[Request]
Copy out lines with the word "Поиск" from the material that follows.

[Records provided]
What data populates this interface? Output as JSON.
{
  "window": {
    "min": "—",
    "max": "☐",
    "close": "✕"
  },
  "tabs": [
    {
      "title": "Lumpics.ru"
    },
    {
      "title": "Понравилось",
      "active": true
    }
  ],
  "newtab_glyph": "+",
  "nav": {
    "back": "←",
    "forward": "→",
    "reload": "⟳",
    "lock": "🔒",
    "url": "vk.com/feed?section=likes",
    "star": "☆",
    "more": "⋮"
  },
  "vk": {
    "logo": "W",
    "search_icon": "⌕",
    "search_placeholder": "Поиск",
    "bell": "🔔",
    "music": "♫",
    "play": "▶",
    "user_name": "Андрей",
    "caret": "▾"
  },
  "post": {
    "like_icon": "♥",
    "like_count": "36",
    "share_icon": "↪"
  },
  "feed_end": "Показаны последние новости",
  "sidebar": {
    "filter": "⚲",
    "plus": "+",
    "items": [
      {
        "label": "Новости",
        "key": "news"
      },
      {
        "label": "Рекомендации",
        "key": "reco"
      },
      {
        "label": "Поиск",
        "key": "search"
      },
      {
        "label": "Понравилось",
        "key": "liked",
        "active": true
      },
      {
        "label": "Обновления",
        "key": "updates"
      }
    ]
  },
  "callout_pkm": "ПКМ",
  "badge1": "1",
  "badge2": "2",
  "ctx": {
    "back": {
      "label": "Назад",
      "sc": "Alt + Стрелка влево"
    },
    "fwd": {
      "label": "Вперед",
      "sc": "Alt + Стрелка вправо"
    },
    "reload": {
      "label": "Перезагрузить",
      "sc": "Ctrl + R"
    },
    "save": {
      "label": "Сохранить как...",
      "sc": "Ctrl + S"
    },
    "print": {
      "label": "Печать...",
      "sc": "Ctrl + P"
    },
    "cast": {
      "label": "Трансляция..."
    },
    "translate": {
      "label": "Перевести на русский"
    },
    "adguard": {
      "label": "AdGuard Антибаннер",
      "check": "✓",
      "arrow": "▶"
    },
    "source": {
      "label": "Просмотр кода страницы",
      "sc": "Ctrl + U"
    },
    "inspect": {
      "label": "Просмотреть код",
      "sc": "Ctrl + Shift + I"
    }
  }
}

[Answer for this exercise]
    "search_placeholder": "Поиск",
        "label": "Поиск",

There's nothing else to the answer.